■ **Your task**:
Please edit the material below by replacing "flexi-clip" with "frame-clip" everywhere it occurs, leaving every other character unchanged.

------------------------------------------------------------------------

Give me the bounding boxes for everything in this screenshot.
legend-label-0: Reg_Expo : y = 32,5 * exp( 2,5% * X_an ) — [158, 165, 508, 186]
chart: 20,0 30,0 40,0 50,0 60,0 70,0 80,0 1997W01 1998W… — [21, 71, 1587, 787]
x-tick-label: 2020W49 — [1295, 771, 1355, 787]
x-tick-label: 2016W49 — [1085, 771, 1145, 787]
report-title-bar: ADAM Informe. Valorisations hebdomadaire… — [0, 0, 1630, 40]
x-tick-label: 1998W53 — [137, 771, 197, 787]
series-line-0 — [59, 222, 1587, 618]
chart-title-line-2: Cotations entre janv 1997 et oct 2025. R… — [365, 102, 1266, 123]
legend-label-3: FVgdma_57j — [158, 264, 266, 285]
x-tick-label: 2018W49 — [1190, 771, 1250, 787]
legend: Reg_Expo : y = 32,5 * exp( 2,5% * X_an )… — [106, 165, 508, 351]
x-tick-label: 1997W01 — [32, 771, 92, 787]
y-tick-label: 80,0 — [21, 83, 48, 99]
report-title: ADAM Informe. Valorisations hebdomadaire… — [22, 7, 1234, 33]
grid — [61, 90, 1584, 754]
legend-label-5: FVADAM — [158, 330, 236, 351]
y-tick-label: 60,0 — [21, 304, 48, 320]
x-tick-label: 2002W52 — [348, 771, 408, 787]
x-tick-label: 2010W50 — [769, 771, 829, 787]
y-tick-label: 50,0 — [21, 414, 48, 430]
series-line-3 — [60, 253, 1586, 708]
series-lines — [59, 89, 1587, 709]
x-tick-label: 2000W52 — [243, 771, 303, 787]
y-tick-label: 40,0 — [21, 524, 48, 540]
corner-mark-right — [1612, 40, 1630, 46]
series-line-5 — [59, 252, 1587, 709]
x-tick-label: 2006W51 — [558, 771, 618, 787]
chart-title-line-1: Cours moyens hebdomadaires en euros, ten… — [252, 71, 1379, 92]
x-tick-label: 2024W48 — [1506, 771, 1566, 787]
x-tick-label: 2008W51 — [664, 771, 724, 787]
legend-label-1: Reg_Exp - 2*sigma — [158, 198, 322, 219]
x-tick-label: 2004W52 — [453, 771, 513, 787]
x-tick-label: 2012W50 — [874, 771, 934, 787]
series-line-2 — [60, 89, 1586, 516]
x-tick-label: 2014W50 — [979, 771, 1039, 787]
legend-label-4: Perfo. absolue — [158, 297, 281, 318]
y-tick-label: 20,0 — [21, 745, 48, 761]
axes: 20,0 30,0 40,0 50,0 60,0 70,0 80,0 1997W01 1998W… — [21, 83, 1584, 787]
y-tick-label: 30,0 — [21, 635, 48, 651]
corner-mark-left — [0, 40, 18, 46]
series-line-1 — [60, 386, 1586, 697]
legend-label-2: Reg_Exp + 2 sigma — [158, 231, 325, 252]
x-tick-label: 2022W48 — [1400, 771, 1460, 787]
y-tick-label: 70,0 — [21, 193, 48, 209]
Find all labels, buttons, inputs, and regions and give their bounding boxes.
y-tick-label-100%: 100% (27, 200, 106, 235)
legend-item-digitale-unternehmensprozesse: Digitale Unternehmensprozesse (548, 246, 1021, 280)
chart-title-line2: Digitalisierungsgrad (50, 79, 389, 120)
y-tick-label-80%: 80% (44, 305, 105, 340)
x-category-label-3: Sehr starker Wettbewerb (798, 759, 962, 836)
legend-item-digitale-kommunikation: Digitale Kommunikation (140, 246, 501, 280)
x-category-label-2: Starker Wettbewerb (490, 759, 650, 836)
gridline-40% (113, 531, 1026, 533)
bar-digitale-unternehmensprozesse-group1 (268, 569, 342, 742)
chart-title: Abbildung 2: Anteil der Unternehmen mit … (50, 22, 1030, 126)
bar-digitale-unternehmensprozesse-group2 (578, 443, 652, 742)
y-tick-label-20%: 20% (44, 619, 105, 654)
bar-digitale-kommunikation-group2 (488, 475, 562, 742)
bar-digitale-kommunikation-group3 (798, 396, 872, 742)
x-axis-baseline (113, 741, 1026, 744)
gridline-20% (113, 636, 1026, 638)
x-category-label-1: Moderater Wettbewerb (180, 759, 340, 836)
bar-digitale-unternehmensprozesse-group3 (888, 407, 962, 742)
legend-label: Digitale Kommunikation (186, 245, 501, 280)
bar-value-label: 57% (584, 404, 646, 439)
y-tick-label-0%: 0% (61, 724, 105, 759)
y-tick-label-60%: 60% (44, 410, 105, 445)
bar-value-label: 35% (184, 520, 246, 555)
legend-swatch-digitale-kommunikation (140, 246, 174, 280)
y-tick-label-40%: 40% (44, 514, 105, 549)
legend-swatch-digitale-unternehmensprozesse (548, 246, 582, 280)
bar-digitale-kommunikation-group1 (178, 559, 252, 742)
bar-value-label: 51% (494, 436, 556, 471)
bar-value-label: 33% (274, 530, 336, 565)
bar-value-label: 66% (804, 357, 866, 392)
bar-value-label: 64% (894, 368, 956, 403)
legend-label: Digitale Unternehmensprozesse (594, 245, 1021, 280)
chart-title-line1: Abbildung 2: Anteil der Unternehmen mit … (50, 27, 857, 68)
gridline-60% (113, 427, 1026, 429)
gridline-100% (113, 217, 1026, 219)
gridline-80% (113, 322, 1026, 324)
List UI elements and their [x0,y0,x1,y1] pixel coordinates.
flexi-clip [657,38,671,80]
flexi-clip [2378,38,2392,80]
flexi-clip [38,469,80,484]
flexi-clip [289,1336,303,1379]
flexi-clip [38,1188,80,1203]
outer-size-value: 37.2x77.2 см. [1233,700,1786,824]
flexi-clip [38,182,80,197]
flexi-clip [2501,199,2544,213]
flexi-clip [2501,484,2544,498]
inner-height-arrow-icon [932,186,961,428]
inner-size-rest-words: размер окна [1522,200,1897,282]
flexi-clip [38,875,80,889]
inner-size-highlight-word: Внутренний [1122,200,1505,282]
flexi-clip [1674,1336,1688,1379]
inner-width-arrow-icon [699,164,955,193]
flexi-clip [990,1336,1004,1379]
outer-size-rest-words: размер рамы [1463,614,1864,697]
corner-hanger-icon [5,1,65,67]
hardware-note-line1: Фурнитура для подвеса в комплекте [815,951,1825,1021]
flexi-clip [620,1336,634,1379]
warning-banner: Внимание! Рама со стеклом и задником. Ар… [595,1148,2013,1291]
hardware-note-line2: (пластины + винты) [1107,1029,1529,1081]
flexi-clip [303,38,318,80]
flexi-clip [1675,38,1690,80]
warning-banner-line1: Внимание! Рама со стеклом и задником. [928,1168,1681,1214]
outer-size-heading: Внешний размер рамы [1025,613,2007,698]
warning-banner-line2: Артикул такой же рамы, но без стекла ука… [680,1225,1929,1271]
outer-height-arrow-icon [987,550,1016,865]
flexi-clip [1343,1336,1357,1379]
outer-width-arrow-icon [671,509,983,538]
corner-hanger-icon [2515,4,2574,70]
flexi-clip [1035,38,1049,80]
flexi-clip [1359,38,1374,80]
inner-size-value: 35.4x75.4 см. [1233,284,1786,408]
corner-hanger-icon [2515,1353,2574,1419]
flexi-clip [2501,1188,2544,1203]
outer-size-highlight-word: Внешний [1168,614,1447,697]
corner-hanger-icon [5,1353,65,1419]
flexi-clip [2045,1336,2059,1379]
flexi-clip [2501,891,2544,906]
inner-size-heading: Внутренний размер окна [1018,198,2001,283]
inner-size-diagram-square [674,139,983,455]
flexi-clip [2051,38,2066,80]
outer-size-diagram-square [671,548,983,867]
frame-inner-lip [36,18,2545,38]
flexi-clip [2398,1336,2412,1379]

------------------------------------------------------------------------

■ **Answer to the task**:
Give me the bounding boxes for everything in this screenshot.
legend-label-0: Reg_Expo : y = 32,5 * exp( 2,5% * X_an ) — [158, 165, 508, 186]
chart: 20,0 30,0 40,0 50,0 60,0 70,0 80,0 1997W01 1998W… — [21, 71, 1587, 787]
x-tick-label: 2020W49 — [1295, 771, 1355, 787]
x-tick-label: 2016W49 — [1085, 771, 1145, 787]
report-title-bar: ADAM Informe. Valorisations hebdomadaire… — [0, 0, 1630, 40]
x-tick-label: 1998W53 — [137, 771, 197, 787]
series-line-0 — [59, 222, 1587, 618]
chart-title-line-2: Cotations entre janv 1997 et oct 2025. R… — [365, 102, 1266, 123]
legend-label-3: FVgdma_57j — [158, 264, 266, 285]
x-tick-label: 2018W49 — [1190, 771, 1250, 787]
legend: Reg_Expo : y = 32,5 * exp( 2,5% * X_an )… — [106, 165, 508, 351]
x-tick-label: 1997W01 — [32, 771, 92, 787]
y-tick-label: 80,0 — [21, 83, 48, 99]
report-title: ADAM Informe. Valorisations hebdomadaire… — [22, 7, 1234, 33]
grid — [61, 90, 1584, 754]
legend-label-5: FVADAM — [158, 330, 236, 351]
y-tick-label: 60,0 — [21, 304, 48, 320]
x-tick-label: 2002W52 — [348, 771, 408, 787]
x-tick-label: 2010W50 — [769, 771, 829, 787]
y-tick-label: 50,0 — [21, 414, 48, 430]
series-line-3 — [60, 253, 1586, 708]
series-lines — [59, 89, 1587, 709]
x-tick-label: 2000W52 — [243, 771, 303, 787]
y-tick-label: 40,0 — [21, 524, 48, 540]
corner-mark-right — [1612, 40, 1630, 46]
series-line-5 — [59, 252, 1587, 709]
x-tick-label: 2006W51 — [558, 771, 618, 787]
chart-title-line-1: Cours moyens hebdomadaires en euros, ten… — [252, 71, 1379, 92]
x-tick-label: 2024W48 — [1506, 771, 1566, 787]
x-tick-label: 2008W51 — [664, 771, 724, 787]
legend-label-1: Reg_Exp - 2*sigma — [158, 198, 322, 219]
x-tick-label: 2004W52 — [453, 771, 513, 787]
x-tick-label: 2012W50 — [874, 771, 934, 787]
series-line-2 — [60, 89, 1586, 516]
x-tick-label: 2014W50 — [979, 771, 1039, 787]
legend-label-4: Perfo. absolue — [158, 297, 281, 318]
y-tick-label: 20,0 — [21, 745, 48, 761]
axes: 20,0 30,0 40,0 50,0 60,0 70,0 80,0 1997W01 1998W… — [21, 83, 1584, 787]
y-tick-label: 30,0 — [21, 635, 48, 651]
corner-mark-left — [0, 40, 18, 46]
series-line-1 — [60, 386, 1586, 697]
legend-label-2: Reg_Exp + 2 sigma — [158, 231, 325, 252]
x-tick-label: 2022W48 — [1400, 771, 1460, 787]
y-tick-label: 70,0 — [21, 193, 48, 209]
Find all labels, buttons, inputs, and regions and give their bounding boxes.
y-tick-label-100%: 100% (27, 200, 106, 235)
legend-item-digitale-unternehmensprozesse: Digitale Unternehmensprozesse (548, 246, 1021, 280)
chart-title-line2: Digitalisierungsgrad (50, 79, 389, 120)
y-tick-label-80%: 80% (44, 305, 105, 340)
x-category-label-3: Sehr starker Wettbewerb (798, 759, 962, 836)
legend-item-digitale-kommunikation: Digitale Kommunikation (140, 246, 501, 280)
x-category-label-2: Starker Wettbewerb (490, 759, 650, 836)
gridline-40% (113, 531, 1026, 533)
bar-digitale-unternehmensprozesse-group1 (268, 569, 342, 742)
chart-title: Abbildung 2: Anteil der Unternehmen mit … (50, 22, 1030, 126)
bar-digitale-unternehmensprozesse-group2 (578, 443, 652, 742)
y-tick-label-20%: 20% (44, 619, 105, 654)
bar-digitale-kommunikation-group2 (488, 475, 562, 742)
bar-digitale-kommunikation-group3 (798, 396, 872, 742)
x-axis-baseline (113, 741, 1026, 744)
gridline-20% (113, 636, 1026, 638)
x-category-label-1: Moderater Wettbewerb (180, 759, 340, 836)
bar-digitale-unternehmensprozesse-group3 (888, 407, 962, 742)
legend-label: Digitale Kommunikation (186, 245, 501, 280)
bar-value-label: 57% (584, 404, 646, 439)
y-tick-label-0%: 0% (61, 724, 105, 759)
y-tick-label-60%: 60% (44, 410, 105, 445)
bar-value-label: 35% (184, 520, 246, 555)
legend-swatch-digitale-kommunikation (140, 246, 174, 280)
y-tick-label-40%: 40% (44, 514, 105, 549)
legend-swatch-digitale-unternehmensprozesse (548, 246, 582, 280)
bar-digitale-kommunikation-group1 (178, 559, 252, 742)
bar-value-label: 51% (494, 436, 556, 471)
bar-value-label: 33% (274, 530, 336, 565)
bar-value-label: 66% (804, 357, 866, 392)
bar-value-label: 64% (894, 368, 956, 403)
legend-label: Digitale Unternehmensprozesse (594, 245, 1021, 280)
chart-title-line1: Abbildung 2: Anteil der Unternehmen mit … (50, 27, 857, 68)
gridline-60% (113, 427, 1026, 429)
gridline-100% (113, 217, 1026, 219)
gridline-80% (113, 322, 1026, 324)
List UI elements and their [x0,y0,x1,y1] pixel coordinates.
frame-clip [657,38,671,80]
frame-clip [2378,38,2392,80]
frame-clip [38,469,80,484]
frame-clip [289,1336,303,1379]
frame-clip [38,1188,80,1203]
outer-size-value: 37.2x77.2 см. [1233,700,1786,824]
frame-clip [38,182,80,197]
frame-clip [2501,199,2544,213]
frame-clip [2501,484,2544,498]
inner-height-arrow-icon [932,186,961,428]
inner-size-rest-words: размер окна [1522,200,1897,282]
frame-clip [38,875,80,889]
inner-size-highlight-word: Внутренний [1122,200,1505,282]
frame-clip [1674,1336,1688,1379]
inner-width-arrow-icon [699,164,955,193]
frame-clip [990,1336,1004,1379]
outer-size-rest-words: размер рамы [1463,614,1864,697]
corner-hanger-icon [5,1,65,67]
hardware-note-line1: Фурнитура для подвеса в комплекте [815,951,1825,1021]
frame-clip [620,1336,634,1379]
warning-banner: Внимание! Рама со стеклом и задником. Ар… [595,1148,2013,1291]
hardware-note-line2: (пластины + винты) [1107,1029,1529,1081]
frame-clip [303,38,318,80]
frame-clip [1675,38,1690,80]
warning-banner-line1: Внимание! Рама со стеклом и задником. [928,1168,1681,1214]
outer-size-heading: Внешний размер рамы [1025,613,2007,698]
warning-banner-line2: Артикул такой же рамы, но без стекла ука… [680,1225,1929,1271]
outer-height-arrow-icon [987,550,1016,865]
frame-clip [1343,1336,1357,1379]
outer-width-arrow-icon [671,509,983,538]
corner-hanger-icon [2515,4,2574,70]
frame-clip [1035,38,1049,80]
frame-clip [1359,38,1374,80]
inner-size-value: 35.4x75.4 см. [1233,284,1786,408]
corner-hanger-icon [2515,1353,2574,1419]
frame-clip [2501,1188,2544,1203]
outer-size-highlight-word: Внешний [1168,614,1447,697]
corner-hanger-icon [5,1353,65,1419]
frame-clip [2045,1336,2059,1379]
frame-clip [2501,891,2544,906]
inner-size-heading: Внутренний размер окна [1018,198,2001,283]
inner-size-diagram-square [674,139,983,455]
frame-clip [2051,38,2066,80]
outer-size-diagram-square [671,548,983,867]
frame-inner-lip [36,18,2545,38]
frame-clip [2398,1336,2412,1379]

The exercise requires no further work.